PROBLEM TO SOLVE:
Write the records out again, precisely as they stand.

DATASET EXCERPTS:
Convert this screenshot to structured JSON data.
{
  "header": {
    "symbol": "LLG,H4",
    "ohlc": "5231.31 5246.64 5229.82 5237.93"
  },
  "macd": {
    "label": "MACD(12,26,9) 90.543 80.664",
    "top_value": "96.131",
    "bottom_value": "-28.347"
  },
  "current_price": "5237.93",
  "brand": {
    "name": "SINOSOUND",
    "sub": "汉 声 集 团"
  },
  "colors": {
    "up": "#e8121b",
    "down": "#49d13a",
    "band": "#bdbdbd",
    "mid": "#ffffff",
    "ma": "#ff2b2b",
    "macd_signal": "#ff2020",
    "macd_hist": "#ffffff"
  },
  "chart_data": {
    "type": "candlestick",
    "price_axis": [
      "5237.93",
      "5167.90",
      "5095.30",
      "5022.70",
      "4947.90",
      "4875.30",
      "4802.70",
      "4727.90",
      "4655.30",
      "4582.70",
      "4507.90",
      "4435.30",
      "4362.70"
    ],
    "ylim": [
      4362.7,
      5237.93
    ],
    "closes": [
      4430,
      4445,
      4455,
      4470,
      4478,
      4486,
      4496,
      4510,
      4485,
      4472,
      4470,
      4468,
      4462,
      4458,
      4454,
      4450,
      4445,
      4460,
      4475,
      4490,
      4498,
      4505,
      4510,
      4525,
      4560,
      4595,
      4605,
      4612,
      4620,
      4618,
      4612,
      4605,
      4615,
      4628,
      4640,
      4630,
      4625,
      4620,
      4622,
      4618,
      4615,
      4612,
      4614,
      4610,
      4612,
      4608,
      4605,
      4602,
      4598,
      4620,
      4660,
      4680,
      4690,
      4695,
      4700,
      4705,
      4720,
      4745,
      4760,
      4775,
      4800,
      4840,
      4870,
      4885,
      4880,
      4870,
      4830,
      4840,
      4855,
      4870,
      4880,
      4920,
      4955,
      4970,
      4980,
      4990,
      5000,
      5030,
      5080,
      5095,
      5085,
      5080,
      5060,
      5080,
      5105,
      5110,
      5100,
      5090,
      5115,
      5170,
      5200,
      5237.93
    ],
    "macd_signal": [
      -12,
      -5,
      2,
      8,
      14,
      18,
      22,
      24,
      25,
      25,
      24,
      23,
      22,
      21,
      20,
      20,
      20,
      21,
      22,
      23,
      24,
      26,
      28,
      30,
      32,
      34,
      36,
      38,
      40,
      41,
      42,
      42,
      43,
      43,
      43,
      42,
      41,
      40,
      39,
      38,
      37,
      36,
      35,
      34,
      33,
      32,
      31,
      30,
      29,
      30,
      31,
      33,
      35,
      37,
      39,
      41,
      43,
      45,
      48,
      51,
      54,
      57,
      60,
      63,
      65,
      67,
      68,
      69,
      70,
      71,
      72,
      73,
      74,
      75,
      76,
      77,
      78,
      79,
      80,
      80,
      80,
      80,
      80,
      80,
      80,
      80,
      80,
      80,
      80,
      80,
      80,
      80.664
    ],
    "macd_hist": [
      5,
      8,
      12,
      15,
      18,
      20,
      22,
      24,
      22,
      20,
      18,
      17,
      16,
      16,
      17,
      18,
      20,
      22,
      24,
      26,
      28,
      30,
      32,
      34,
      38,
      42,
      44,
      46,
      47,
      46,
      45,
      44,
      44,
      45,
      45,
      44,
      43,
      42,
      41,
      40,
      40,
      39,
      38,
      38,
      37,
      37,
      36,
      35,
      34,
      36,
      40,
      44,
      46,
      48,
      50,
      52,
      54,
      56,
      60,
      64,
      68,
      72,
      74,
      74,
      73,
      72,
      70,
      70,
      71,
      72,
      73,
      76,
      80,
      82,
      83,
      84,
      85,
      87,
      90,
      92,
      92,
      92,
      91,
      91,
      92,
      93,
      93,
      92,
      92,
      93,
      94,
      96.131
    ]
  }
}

THE RESULT:
Convert this screenshot to structured JSON data.
{
  "header": {
    "symbol": "LLG,H4",
    "ohlc": "5231.31 5246.64 5229.82 5237.93"
  },
  "macd": {
    "label": "MACD(12,26,9) 90.543 80.664",
    "top_value": "96.131",
    "bottom_value": "-28.347"
  },
  "current_price": "5237.93",
  "brand": {
    "name": "SINOSOUND",
    "sub": "汉 声 集 团"
  },
  "colors": {
    "up": "#e8121b",
    "down": "#49d13a",
    "band": "#bdbdbd",
    "mid": "#ffffff",
    "ma": "#ff2b2b",
    "macd_signal": "#ff2020",
    "macd_hist": "#ffffff"
  },
  "chart_data": {
    "type": "candlestick",
    "price_axis": [
      "5237.93",
      "5167.90",
      "5095.30",
      "5022.70",
      "4947.90",
      "4875.30",
      "4802.70",
      "4727.90",
      "4655.30",
      "4582.70",
      "4507.90",
      "4435.30",
      "4362.70"
    ],
    "ylim": [
      4362.7,
      5237.93
    ],
    "closes": [
      4430,
      4445,
      4455,
      4470,
      4478,
      4486,
      4496,
      4510,
      4485,
      4472,
      4470,
      4468,
      4462,
      4458,
      4454,
      4450,
      4445,
      4460,
      4475,
      4490,
      4498,
      4505,
      4510,
      4525,
      4560,
      4595,
      4605,
      4612,
      4620,
      4618,
      4612,
      4605,
      4615,
      4628,
      4640,
      4630,
      4625,
      4620,
      4622,
      4618,
      4615,
      4612,
      4614,
      4610,
      4612,
      4608,
      4605,
      4602,
      4598,
      4620,
      4660,
      4680,
      4690,
      4695,
      4700,
      4705,
      4720,
      4745,
      4760,
      4775,
      4800,
      4840,
      4870,
      4885,
      4880,
      4870,
      4830,
      4840,
      4855,
      4870,
      4880,
      4920,
      4955,
      4970,
      4980,
      4990,
      5000,
      5030,
      5080,
      5095,
      5085,
      5080,
      5060,
      5080,
      5105,
      5110,
      5100,
      5090,
      5115,
      5170,
      5200,
      5237.93
    ],
    "macd_signal": [
      -12,
      -5,
      2,
      8,
      14,
      18,
      22,
      24,
      25,
      25,
      24,
      23,
      22,
      21,
      20,
      20,
      20,
      21,
      22,
      23,
      24,
      26,
      28,
      30,
      32,
      34,
      36,
      38,
      40,
      41,
      42,
      42,
      43,
      43,
      43,
      42,
      41,
      40,
      39,
      38,
      37,
      36,
      35,
      34,
      33,
      32,
      31,
      30,
      29,
      30,
      31,
      33,
      35,
      37,
      39,
      41,
      43,
      45,
      48,
      51,
      54,
      57,
      60,
      63,
      65,
      67,
      68,
      69,
      70,
      71,
      72,
      73,
      74,
      75,
      76,
      77,
      78,
      79,
      80,
      80,
      80,
      80,
      80,
      80,
      80,
      80,
      80,
      80,
      80,
      80,
      80,
      80.664
    ],
    "macd_hist": [
      5,
      8,
      12,
      15,
      18,
      20,
      22,
      24,
      22,
      20,
      18,
      17,
      16,
      16,
      17,
      18,
      20,
      22,
      24,
      26,
      28,
      30,
      32,
      34,
      38,
      42,
      44,
      46,
      47,
      46,
      45,
      44,
      44,
      45,
      45,
      44,
      43,
      42,
      41,
      40,
      40,
      39,
      38,
      38,
      37,
      37,
      36,
      35,
      34,
      36,
      40,
      44,
      46,
      48,
      50,
      52,
      54,
      56,
      60,
      64,
      68,
      72,
      74,
      74,
      73,
      72,
      70,
      70,
      71,
      72,
      73,
      76,
      80,
      82,
      83,
      84,
      85,
      87,
      90,
      92,
      92,
      92,
      91,
      91,
      92,
      93,
      93,
      92,
      92,
      93,
      94,
      96.131
    ]
  }
}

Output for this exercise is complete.